--- Start of RECORDS SHOWN ---

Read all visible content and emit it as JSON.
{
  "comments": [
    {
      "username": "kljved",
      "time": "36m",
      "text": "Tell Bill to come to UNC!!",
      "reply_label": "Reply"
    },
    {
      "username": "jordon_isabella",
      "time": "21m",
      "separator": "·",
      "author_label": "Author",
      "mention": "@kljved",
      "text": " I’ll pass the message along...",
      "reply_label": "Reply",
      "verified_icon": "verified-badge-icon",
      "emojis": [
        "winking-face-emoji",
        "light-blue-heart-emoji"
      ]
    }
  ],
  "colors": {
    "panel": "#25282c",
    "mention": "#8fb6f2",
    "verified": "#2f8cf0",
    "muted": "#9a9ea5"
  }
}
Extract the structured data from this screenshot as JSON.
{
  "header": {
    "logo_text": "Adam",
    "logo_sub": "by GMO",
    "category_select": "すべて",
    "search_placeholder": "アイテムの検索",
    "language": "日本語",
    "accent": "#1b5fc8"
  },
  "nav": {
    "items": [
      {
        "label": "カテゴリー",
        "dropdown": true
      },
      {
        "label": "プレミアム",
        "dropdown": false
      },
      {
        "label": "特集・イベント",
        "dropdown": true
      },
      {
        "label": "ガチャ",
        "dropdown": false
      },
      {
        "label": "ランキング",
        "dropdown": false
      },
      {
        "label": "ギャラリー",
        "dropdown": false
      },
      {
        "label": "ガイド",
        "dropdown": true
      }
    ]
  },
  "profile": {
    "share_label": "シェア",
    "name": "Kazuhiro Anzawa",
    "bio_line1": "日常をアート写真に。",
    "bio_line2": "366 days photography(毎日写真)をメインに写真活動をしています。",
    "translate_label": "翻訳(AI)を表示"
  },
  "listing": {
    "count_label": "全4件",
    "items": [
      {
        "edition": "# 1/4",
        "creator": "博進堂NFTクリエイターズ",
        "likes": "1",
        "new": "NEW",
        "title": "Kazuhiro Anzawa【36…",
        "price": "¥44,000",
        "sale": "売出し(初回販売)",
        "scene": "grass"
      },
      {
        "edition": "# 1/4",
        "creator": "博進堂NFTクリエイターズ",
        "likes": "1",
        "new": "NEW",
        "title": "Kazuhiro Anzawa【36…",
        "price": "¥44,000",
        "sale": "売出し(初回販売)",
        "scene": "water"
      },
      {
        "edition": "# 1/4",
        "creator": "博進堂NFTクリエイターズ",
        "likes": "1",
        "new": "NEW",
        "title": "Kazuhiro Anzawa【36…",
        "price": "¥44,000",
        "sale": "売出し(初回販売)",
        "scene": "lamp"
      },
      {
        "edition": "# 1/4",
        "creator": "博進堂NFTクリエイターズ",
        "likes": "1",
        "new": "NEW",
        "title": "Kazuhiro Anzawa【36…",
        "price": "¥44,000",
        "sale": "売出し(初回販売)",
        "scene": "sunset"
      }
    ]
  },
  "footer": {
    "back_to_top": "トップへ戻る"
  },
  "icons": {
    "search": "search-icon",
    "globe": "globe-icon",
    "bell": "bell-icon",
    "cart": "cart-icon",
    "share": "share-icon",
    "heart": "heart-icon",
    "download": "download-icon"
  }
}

--- End of RECORDS SHOWN ---

## INSTRUCTIONS TO FOLLOW
Write the material out again in its entirety, exactly as shown.

## THE REPLY
Read all visible content and emit it as JSON.
{
  "comments": [
    {
      "username": "kljved",
      "time": "36m",
      "text": "Tell Bill to come to UNC!!",
      "reply_label": "Reply"
    },
    {
      "username": "jordon_isabella",
      "time": "21m",
      "separator": "·",
      "author_label": "Author",
      "mention": "@kljved",
      "text": " I’ll pass the message along...",
      "reply_label": "Reply",
      "verified_icon": "verified-badge-icon",
      "emojis": [
        "winking-face-emoji",
        "light-blue-heart-emoji"
      ]
    }
  ],
  "colors": {
    "panel": "#25282c",
    "mention": "#8fb6f2",
    "verified": "#2f8cf0",
    "muted": "#9a9ea5"
  }
}
Extract the structured data from this screenshot as JSON.
{
  "header": {
    "logo_text": "Adam",
    "logo_sub": "by GMO",
    "category_select": "すべて",
    "search_placeholder": "アイテムの検索",
    "language": "日本語",
    "accent": "#1b5fc8"
  },
  "nav": {
    "items": [
      {
        "label": "カテゴリー",
        "dropdown": true
      },
      {
        "label": "プレミアム",
        "dropdown": false
      },
      {
        "label": "特集・イベント",
        "dropdown": true
      },
      {
        "label": "ガチャ",
        "dropdown": false
      },
      {
        "label": "ランキング",
        "dropdown": false
      },
      {
        "label": "ギャラリー",
        "dropdown": false
      },
      {
        "label": "ガイド",
        "dropdown": true
      }
    ]
  },
  "profile": {
    "share_label": "シェア",
    "name": "Kazuhiro Anzawa",
    "bio_line1": "日常をアート写真に。",
    "bio_line2": "366 days photography(毎日写真)をメインに写真活動をしています。",
    "translate_label": "翻訳(AI)を表示"
  },
  "listing": {
    "count_label": "全4件",
    "items": [
      {
        "edition": "# 1/4",
        "creator": "博進堂NFTクリエイターズ",
        "likes": "1",
        "new": "NEW",
        "title": "Kazuhiro Anzawa【36…",
        "price": "¥44,000",
        "sale": "売出し(初回販売)",
        "scene": "grass"
      },
      {
        "edition": "# 1/4",
        "creator": "博進堂NFTクリエイターズ",
        "likes": "1",
        "new": "NEW",
        "title": "Kazuhiro Anzawa【36…",
        "price": "¥44,000",
        "sale": "売出し(初回販売)",
        "scene": "water"
      },
      {
        "edition": "# 1/4",
        "creator": "博進堂NFTクリエイターズ",
        "likes": "1",
        "new": "NEW",
        "title": "Kazuhiro Anzawa【36…",
        "price": "¥44,000",
        "sale": "売出し(初回販売)",
        "scene": "lamp"
      },
      {
        "edition": "# 1/4",
        "creator": "博進堂NFTクリエイターズ",
        "likes": "1",
        "new": "NEW",
        "title": "Kazuhiro Anzawa【36…",
        "price": "¥44,000",
        "sale": "売出し(初回販売)",
        "scene": "sunset"
      }
    ]
  },
  "footer": {
    "back_to_top": "トップへ戻る"
  },
  "icons": {
    "search": "search-icon",
    "globe": "globe-icon",
    "bell": "bell-icon",
    "cart": "cart-icon",
    "share": "share-icon",
    "heart": "heart-icon",
    "download": "download-icon"
  }
}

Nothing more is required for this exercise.